**Records provided:**
☆ ☆ ☆ ☆ ☆ ☆ ☆

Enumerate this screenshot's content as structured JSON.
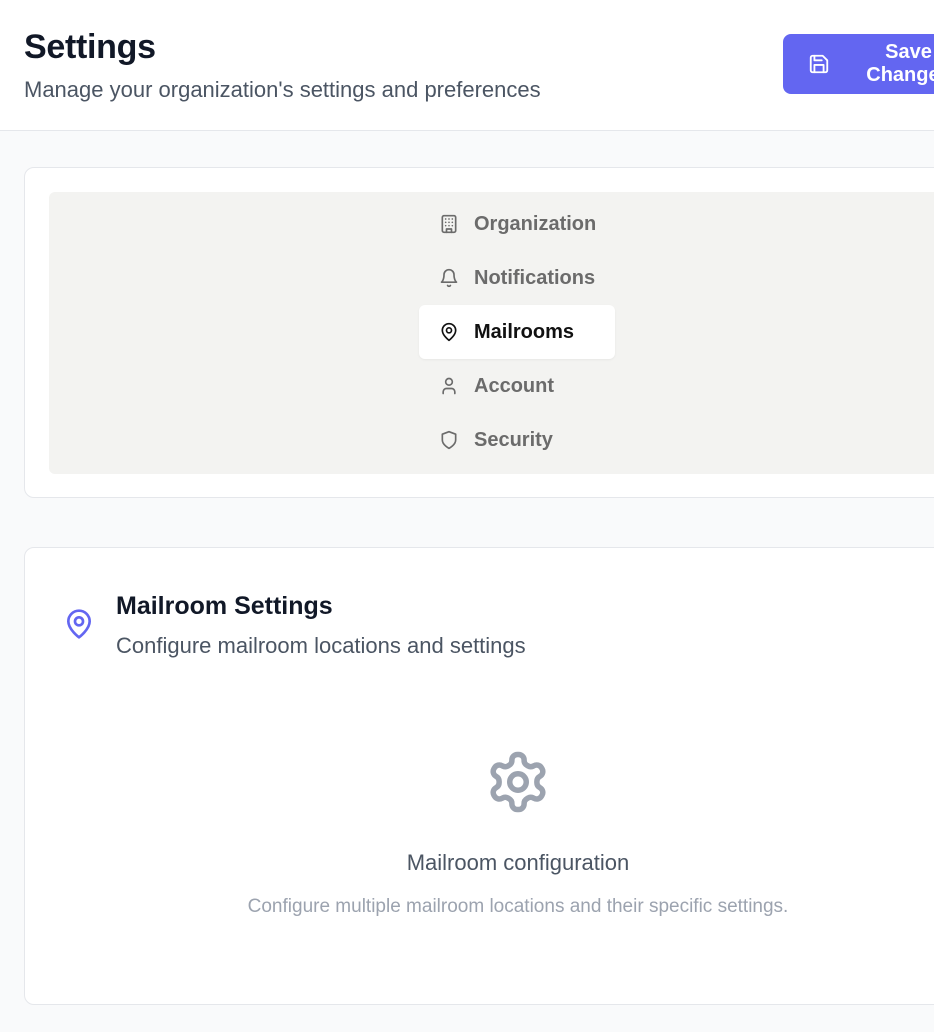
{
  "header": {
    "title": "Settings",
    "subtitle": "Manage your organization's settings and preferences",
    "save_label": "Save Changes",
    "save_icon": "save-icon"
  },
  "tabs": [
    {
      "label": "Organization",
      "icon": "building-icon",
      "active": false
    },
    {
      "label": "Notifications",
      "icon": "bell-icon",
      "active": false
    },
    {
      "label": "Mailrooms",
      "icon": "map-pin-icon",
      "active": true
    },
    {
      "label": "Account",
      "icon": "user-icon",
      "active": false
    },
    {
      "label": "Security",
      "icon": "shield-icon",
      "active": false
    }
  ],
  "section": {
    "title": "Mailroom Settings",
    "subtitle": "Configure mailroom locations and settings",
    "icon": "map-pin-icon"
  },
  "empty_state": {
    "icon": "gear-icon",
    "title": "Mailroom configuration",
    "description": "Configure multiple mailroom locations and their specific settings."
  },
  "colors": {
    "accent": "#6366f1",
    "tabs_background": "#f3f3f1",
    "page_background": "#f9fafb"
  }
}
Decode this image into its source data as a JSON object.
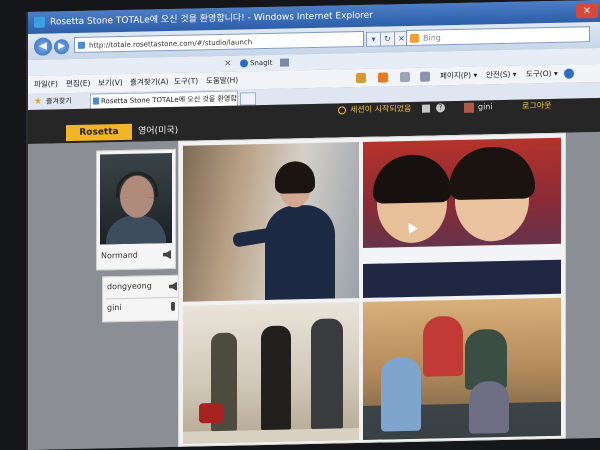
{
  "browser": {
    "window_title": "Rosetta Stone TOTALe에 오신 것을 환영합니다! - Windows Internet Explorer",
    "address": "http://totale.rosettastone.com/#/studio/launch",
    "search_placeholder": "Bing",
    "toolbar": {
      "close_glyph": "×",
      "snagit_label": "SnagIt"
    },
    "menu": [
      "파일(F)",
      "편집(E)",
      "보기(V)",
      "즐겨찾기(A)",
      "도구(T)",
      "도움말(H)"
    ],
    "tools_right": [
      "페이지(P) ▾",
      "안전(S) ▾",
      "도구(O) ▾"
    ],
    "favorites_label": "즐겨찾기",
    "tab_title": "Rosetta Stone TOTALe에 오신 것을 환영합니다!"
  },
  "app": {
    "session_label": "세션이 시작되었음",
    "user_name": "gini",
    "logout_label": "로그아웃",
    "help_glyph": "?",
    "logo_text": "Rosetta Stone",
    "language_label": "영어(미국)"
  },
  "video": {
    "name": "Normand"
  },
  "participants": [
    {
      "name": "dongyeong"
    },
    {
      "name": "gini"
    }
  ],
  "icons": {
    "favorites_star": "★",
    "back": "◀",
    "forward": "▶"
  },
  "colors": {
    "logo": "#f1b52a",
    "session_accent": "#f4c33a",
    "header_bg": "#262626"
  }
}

☆ ☆ ☆ ☆ ☆ ☆ ☆

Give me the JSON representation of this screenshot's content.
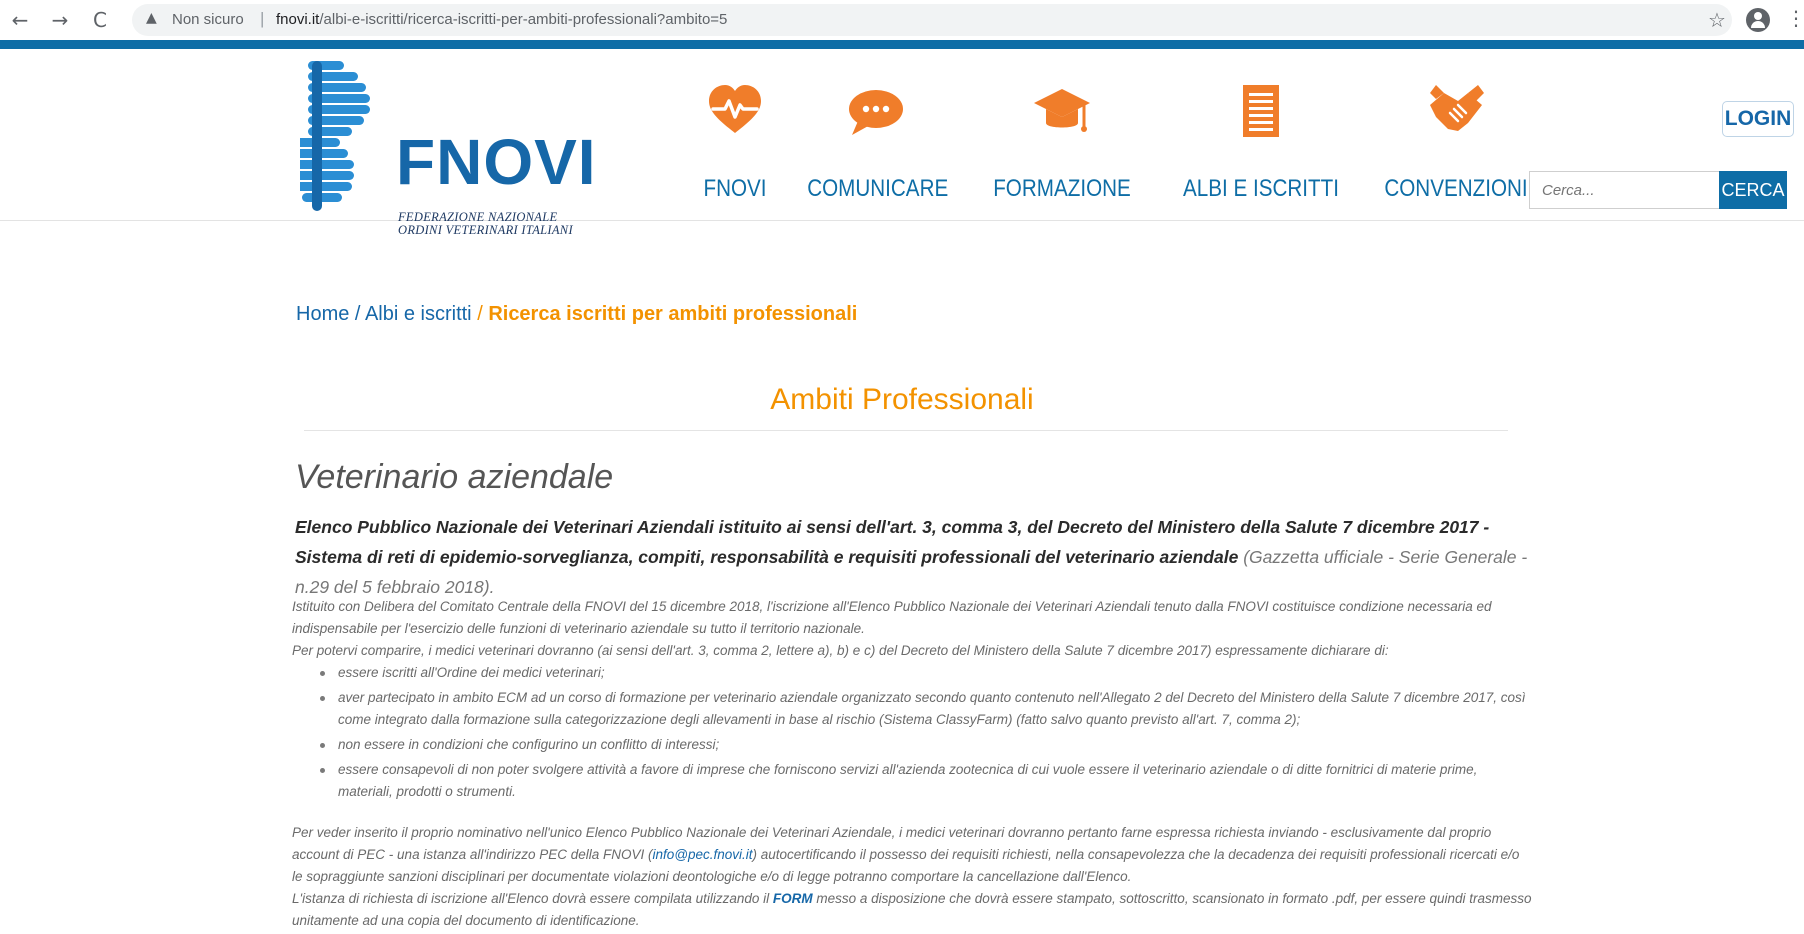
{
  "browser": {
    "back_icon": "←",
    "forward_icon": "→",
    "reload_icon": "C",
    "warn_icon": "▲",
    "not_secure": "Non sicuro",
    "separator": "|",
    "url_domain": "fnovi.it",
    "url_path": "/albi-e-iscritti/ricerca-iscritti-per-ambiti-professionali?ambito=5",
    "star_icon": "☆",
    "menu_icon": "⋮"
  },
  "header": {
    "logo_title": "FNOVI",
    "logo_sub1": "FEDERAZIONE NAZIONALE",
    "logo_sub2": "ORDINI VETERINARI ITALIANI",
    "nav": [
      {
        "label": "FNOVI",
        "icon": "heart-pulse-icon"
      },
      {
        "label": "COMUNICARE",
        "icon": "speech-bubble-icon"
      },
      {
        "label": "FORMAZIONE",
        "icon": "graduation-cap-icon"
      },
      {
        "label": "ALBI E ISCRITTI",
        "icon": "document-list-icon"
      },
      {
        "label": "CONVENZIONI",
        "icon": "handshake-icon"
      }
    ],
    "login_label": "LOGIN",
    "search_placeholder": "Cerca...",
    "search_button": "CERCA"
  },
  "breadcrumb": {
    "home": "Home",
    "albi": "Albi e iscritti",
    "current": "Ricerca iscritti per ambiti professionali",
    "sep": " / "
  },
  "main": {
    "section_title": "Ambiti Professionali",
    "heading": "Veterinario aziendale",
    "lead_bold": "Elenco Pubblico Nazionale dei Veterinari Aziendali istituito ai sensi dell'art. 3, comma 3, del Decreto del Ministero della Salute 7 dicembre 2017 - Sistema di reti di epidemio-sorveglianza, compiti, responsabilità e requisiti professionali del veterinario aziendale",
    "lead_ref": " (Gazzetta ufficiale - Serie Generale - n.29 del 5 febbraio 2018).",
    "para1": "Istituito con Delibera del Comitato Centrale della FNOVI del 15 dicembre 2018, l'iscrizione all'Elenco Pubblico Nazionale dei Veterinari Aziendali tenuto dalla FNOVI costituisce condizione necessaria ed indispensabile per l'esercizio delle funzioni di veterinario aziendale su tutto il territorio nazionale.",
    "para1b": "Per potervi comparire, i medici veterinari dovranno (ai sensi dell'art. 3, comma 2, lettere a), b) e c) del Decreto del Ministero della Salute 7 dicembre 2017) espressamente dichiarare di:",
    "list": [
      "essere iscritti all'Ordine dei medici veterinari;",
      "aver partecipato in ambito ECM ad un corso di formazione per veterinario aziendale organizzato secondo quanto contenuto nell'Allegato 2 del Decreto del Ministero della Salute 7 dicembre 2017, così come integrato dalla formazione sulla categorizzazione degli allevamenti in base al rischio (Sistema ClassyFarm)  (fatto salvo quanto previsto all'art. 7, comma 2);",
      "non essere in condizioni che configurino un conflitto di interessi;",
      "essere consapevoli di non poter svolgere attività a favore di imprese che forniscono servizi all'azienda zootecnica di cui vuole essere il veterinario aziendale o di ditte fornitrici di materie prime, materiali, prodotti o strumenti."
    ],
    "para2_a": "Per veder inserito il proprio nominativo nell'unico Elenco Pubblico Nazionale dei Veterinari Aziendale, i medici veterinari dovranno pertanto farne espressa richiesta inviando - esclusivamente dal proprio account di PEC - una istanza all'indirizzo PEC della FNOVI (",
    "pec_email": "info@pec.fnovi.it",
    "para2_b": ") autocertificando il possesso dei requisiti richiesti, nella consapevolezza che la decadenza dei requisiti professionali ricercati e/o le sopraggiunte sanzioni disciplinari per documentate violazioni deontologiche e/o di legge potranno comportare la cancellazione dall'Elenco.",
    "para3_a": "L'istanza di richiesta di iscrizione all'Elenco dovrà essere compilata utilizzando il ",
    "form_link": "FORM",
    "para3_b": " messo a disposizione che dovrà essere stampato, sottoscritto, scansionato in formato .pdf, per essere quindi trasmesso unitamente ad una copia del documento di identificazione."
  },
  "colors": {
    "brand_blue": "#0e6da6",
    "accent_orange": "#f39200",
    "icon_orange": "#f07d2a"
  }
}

☆ ☆ ☆ ☆ ☆ ☆ ☆

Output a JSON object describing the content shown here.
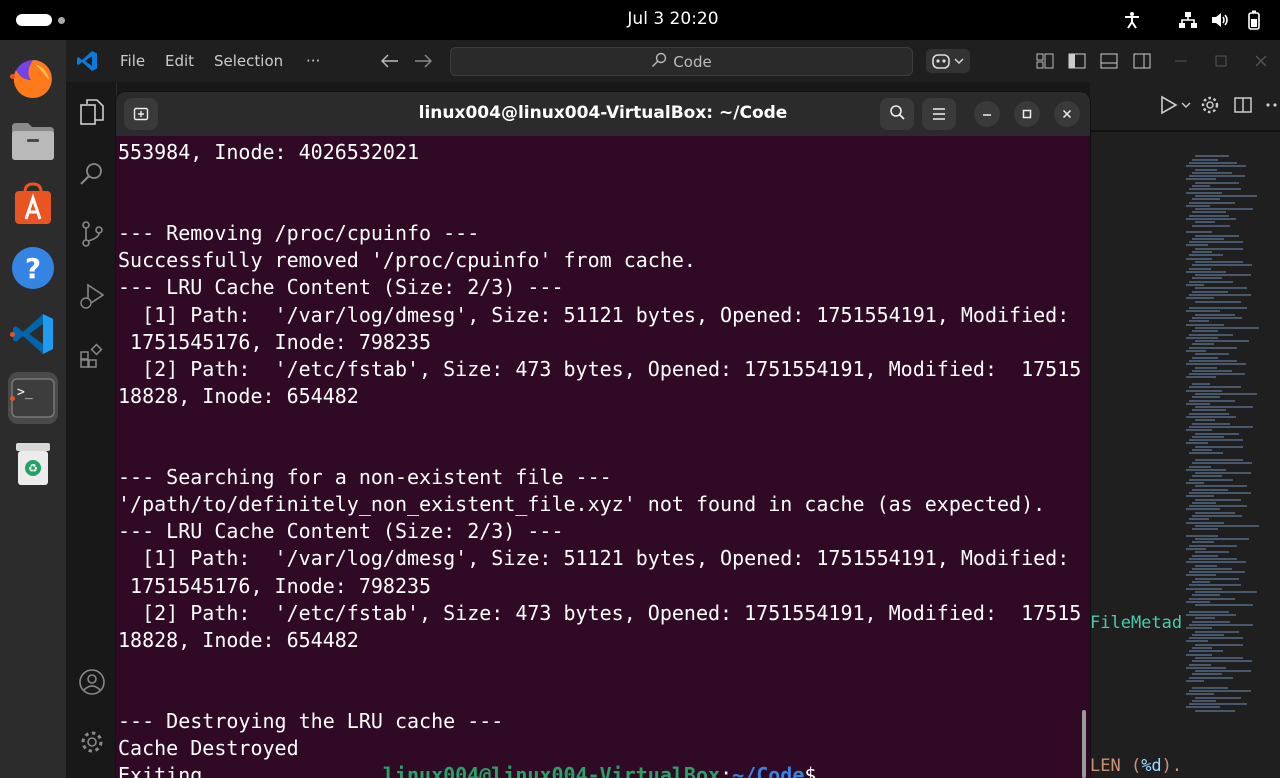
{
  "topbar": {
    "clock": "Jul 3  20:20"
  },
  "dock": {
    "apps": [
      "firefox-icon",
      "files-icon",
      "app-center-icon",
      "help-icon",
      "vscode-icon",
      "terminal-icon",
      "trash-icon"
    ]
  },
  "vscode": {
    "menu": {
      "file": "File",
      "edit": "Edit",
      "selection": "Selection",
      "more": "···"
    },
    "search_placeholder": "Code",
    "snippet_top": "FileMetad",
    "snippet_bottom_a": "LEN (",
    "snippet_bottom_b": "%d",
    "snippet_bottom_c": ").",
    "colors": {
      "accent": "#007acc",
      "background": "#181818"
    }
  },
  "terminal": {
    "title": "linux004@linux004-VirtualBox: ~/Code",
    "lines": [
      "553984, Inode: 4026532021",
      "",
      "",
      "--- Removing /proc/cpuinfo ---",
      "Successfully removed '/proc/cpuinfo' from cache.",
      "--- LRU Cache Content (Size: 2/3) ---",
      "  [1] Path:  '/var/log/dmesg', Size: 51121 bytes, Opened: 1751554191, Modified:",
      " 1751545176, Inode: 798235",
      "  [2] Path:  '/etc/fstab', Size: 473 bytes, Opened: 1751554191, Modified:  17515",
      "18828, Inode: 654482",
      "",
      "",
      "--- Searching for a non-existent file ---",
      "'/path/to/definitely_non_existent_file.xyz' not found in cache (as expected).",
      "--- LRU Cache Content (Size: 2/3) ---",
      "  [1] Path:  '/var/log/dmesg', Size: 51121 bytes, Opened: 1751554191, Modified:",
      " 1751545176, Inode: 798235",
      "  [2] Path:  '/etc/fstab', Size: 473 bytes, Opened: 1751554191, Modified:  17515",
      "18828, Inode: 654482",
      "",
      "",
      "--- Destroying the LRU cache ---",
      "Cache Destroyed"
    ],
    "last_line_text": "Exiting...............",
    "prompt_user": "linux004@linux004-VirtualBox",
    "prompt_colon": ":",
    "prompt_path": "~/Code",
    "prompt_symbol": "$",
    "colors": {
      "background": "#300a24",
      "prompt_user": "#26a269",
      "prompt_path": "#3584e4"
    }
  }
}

☆ ☆ ☆ ☆ ☆ ☆ ☆

**Prompt:** Read the entries and show each line that mentions "medici".

**Answer to this task:**
    "para1b": "Per potervi comparire, i medici veterinari dovranno (ai sensi dell'art. 3, comma 2, lettere a), b) e c) del Decreto del Ministero della Salute 7 dicembre 2017) espressamente dichiarare di:",
      "essere iscritti all'Ordine dei medici veterinari;",
    "para2_a": "Per veder inserito il proprio nominativo nell'unico Elenco Pubblico Nazionale dei Veterinari Aziendale, i medici veterinari dovranno pertanto farne espressa richiesta inviando - esclusivamente dal proprio account di PEC - una istanza all'indirizzo PEC della FNOVI (",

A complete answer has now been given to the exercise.